Firewall Wizards mailing list archives

Re: Top Secret DOD Data over the Public Internet? Thoughts?


From: "Marcus J. Ranum" <mjr () ranum com>
Date: Fri, 20 Aug 2004 14:27:48 -0400

Christopher Hicks wrote:
Maybe if we weren't spending so much money sacrificing our military might in the Middle East we'd have enough money 
left over to run our Top Secret network?

That is utterly bogus logic. There's plenty of money; the problem is that it's
not spent efficiently since the government has virtually no in-house expertise
and outsources everything to beltway bandits for implementation. The
Government spends massive amounts of money on information technology;
"lack of money" is not the issue; it is the expense that comes from
"lack of clue."

If you read the article and are at all familiar with the DOD's GIG plans, you'll
know it's not about cost; it's about availability, ubiquity, and failover. The next
generation army cannot unroll a T-1 line behind them as they go; the question
is how to leverage existing bandwidth to accomplish a mission. Obviously,
security and trust boundaries are a huge question mark in that discussion.
But it's a discussion worth having. It's being had - but not in this forum. :)

Another thing to consider: that article appeared to be based on comments
from someone at DISA. You need to understand that, like with every other
large multi-agency project, GIG is beset with politics. It is possible that
what we are seeing is one agency peeing on another's plans to the media
in an attempt to derail their approach in favor of another one. In The
Government right now security is in an interesting spot: there's budget
for it so grabbing for the feed-bag is attractive to empire-builders, but
it's hard and there's a chance of failure and consequent damage to
the empire being built. Typically that translates to calls for more money,
because when you're working with beltway bandits and you have no
in-house IT expertise, having lots of extra $$ to blow is seen as a
hedge against failure.
☆ ☆ ☆ ☆
PROBLEM DETAILS: What does the mailing list post name as the things the DOD's GIG plans are about, rather than cost? The records come from a separate source, not from this mailing list post.

DATASET EXTRACT:
☆ ☆ ☆ ☆
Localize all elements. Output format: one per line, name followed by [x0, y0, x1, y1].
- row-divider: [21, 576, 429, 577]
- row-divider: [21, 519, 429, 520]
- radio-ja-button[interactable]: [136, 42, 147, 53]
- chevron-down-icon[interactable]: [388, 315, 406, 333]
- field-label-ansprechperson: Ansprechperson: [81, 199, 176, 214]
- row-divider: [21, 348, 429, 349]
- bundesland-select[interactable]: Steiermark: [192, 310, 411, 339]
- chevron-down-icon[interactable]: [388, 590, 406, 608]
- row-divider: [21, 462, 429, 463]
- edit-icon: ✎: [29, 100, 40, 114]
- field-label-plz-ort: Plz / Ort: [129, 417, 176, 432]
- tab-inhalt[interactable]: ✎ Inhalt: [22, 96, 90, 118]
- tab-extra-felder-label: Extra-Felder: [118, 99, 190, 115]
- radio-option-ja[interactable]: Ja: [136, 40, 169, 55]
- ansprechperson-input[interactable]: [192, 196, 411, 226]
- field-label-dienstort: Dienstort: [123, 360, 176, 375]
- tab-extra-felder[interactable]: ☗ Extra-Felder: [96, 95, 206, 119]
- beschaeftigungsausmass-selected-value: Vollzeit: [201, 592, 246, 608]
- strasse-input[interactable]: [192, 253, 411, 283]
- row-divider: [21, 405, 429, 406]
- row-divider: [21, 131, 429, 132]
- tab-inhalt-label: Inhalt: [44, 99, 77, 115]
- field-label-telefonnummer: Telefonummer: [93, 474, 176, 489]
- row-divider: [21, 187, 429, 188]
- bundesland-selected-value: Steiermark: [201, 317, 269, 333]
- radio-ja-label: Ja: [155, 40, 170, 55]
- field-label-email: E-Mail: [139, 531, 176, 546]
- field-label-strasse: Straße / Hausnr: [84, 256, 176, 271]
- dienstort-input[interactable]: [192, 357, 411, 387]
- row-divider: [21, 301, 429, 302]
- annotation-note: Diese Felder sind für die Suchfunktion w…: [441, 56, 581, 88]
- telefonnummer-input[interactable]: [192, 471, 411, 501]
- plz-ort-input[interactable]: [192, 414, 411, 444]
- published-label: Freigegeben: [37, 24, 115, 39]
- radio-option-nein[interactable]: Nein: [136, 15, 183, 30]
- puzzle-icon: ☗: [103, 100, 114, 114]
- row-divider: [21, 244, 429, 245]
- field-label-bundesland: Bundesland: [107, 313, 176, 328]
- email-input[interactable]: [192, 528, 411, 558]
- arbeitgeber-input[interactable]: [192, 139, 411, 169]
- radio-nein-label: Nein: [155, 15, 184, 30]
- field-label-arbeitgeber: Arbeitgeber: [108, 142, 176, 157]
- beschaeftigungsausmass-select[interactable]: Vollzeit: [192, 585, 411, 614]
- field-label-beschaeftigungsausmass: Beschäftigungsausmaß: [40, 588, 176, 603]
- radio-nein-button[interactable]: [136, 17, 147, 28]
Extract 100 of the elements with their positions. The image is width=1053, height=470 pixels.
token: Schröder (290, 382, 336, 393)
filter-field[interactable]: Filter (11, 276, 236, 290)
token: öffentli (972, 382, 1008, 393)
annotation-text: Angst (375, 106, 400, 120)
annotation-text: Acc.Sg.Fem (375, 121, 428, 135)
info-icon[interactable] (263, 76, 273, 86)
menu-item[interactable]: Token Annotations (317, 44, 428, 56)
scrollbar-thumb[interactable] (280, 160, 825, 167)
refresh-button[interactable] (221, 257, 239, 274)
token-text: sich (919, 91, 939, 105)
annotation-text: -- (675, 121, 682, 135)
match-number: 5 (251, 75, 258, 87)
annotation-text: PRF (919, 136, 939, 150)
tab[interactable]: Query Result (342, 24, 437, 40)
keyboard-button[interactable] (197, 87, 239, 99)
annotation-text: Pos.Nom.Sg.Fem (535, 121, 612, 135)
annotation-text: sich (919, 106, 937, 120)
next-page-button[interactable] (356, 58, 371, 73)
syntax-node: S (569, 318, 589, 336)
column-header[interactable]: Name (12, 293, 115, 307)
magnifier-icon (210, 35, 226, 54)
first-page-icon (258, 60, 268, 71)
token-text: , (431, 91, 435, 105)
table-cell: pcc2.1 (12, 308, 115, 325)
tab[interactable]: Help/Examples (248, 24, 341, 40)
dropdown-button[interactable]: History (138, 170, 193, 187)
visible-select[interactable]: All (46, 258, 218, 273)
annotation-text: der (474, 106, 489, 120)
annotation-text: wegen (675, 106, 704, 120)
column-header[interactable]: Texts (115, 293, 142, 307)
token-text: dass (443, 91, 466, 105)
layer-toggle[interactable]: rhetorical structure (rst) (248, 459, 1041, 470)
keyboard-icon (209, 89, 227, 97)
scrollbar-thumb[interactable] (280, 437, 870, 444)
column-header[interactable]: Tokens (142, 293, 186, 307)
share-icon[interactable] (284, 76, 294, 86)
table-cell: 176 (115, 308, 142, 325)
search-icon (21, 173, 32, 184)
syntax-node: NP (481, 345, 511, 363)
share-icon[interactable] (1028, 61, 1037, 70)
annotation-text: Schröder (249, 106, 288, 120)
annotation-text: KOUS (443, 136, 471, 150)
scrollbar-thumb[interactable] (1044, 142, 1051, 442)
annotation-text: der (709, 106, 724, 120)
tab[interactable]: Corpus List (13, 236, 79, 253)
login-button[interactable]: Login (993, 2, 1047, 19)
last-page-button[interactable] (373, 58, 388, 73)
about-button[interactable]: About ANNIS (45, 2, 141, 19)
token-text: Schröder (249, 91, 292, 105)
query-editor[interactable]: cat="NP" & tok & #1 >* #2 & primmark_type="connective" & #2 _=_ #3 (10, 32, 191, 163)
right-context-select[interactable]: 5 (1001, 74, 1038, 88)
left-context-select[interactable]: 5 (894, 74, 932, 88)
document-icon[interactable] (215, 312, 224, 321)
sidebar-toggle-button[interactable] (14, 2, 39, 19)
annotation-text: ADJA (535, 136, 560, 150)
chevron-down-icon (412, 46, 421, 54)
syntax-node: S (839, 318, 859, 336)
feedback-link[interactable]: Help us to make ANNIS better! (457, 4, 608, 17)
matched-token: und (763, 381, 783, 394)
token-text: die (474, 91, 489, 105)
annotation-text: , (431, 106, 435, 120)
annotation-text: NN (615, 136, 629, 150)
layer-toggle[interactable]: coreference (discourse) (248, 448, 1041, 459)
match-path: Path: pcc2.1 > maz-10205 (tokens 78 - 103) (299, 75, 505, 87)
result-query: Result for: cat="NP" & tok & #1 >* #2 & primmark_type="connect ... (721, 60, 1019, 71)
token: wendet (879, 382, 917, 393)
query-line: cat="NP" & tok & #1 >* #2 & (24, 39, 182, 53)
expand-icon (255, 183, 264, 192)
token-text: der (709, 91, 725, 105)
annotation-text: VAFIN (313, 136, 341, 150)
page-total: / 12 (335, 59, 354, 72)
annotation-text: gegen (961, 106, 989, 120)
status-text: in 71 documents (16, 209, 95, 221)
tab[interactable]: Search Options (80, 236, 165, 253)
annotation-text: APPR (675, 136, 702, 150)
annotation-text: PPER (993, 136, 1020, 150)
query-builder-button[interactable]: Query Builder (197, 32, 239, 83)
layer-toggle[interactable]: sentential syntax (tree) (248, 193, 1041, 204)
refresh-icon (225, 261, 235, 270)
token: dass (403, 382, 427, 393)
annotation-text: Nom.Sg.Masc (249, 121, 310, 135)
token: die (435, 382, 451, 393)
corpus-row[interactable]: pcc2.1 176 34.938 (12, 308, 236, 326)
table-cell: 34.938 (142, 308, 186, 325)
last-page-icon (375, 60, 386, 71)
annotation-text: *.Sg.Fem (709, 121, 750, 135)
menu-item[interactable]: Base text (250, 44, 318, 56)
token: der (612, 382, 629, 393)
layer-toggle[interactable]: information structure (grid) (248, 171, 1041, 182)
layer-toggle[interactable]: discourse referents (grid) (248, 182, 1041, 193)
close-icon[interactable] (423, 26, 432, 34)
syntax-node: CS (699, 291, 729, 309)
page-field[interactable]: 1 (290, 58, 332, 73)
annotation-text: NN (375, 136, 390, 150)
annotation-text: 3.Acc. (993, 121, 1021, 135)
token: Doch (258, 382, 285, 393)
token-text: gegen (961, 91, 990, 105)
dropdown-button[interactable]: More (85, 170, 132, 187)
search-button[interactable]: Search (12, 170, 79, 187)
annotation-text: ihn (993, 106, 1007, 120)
☆ ☆ ☆ ☆
COMPLETE ANSWER:
- Availability
- Ubiquity
- Failover